** Start Data provided **

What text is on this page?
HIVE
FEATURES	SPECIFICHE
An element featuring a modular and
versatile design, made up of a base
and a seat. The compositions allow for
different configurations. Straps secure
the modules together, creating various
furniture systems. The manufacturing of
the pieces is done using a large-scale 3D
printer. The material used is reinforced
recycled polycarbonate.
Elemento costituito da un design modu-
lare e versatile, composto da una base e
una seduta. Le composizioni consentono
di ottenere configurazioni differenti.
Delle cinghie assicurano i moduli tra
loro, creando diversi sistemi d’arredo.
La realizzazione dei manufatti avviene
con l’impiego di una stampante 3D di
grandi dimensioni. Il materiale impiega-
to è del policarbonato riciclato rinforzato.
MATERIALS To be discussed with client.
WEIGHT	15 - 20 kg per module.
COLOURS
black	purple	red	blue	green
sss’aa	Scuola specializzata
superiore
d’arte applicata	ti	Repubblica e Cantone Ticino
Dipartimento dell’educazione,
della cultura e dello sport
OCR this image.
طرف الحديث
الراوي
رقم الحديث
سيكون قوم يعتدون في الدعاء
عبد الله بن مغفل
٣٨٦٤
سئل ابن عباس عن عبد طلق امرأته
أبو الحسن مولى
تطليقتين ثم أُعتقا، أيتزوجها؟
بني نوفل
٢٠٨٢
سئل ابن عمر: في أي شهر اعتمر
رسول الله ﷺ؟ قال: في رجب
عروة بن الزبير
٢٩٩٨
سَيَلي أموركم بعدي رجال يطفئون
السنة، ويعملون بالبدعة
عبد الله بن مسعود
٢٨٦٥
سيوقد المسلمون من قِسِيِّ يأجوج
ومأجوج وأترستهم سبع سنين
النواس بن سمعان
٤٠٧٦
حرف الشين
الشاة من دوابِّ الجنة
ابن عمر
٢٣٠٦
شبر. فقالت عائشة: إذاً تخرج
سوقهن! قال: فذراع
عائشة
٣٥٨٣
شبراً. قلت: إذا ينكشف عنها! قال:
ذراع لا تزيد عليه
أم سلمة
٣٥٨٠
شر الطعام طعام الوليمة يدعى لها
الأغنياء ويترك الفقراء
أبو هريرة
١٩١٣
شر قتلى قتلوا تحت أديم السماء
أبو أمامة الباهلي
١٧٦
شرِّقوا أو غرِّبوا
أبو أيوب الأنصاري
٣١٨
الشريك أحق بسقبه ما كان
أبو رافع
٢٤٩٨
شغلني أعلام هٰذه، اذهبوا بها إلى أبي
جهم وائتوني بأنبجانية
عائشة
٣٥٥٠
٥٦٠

** End Data provided **

Problem statement
Write out every record verbatim.

Output for this exercise
What text is on this page?
HIVE
FEATURES	SPECIFICHE
An element featuring a modular and
versatile design, made up of a base
and a seat. The compositions allow for
different configurations. Straps secure
the modules together, creating various
furniture systems. The manufacturing of
the pieces is done using a large-scale 3D
printer. The material used is reinforced
recycled polycarbonate.
Elemento costituito da un design modu-
lare e versatile, composto da una base e
una seduta. Le composizioni consentono
di ottenere configurazioni differenti.
Delle cinghie assicurano i moduli tra
loro, creando diversi sistemi d’arredo.
La realizzazione dei manufatti avviene
con l’impiego di una stampante 3D di
grandi dimensioni. Il materiale impiega-
to è del policarbonato riciclato rinforzato.
MATERIALS To be discussed with client.
WEIGHT	15 - 20 kg per module.
COLOURS
black	purple	red	blue	green
sss’aa	Scuola specializzata
superiore
d’arte applicata	ti	Repubblica e Cantone Ticino
Dipartimento dell’educazione,
della cultura e dello sport
OCR this image.
طرف الحديث
الراوي
رقم الحديث
سيكون قوم يعتدون في الدعاء
عبد الله بن مغفل
٣٨٦٤
سئل ابن عباس عن عبد طلق امرأته
أبو الحسن مولى
تطليقتين ثم أُعتقا، أيتزوجها؟
بني نوفل
٢٠٨٢
سئل ابن عمر: في أي شهر اعتمر
رسول الله ﷺ؟ قال: في رجب
عروة بن الزبير
٢٩٩٨
سَيَلي أموركم بعدي رجال يطفئون
السنة، ويعملون بالبدعة
عبد الله بن مسعود
٢٨٦٥
سيوقد المسلمون من قِسِيِّ يأجوج
ومأجوج وأترستهم سبع سنين
النواس بن سمعان
٤٠٧٦
حرف الشين
الشاة من دوابِّ الجنة
ابن عمر
٢٣٠٦
شبر. فقالت عائشة: إذاً تخرج
سوقهن! قال: فذراع
عائشة
٣٥٨٣
شبراً. قلت: إذا ينكشف عنها! قال:
ذراع لا تزيد عليه
أم سلمة
٣٥٨٠
شر الطعام طعام الوليمة يدعى لها
الأغنياء ويترك الفقراء
أبو هريرة
١٩١٣
شر قتلى قتلوا تحت أديم السماء
أبو أمامة الباهلي
١٧٦
شرِّقوا أو غرِّبوا
أبو أيوب الأنصاري
٣١٨
الشريك أحق بسقبه ما كان
أبو رافع
٢٤٩٨
شغلني أعلام هٰذه، اذهبوا بها إلى أبي
جهم وائتوني بأنبجانية
عائشة
٣٥٥٠
٥٦٠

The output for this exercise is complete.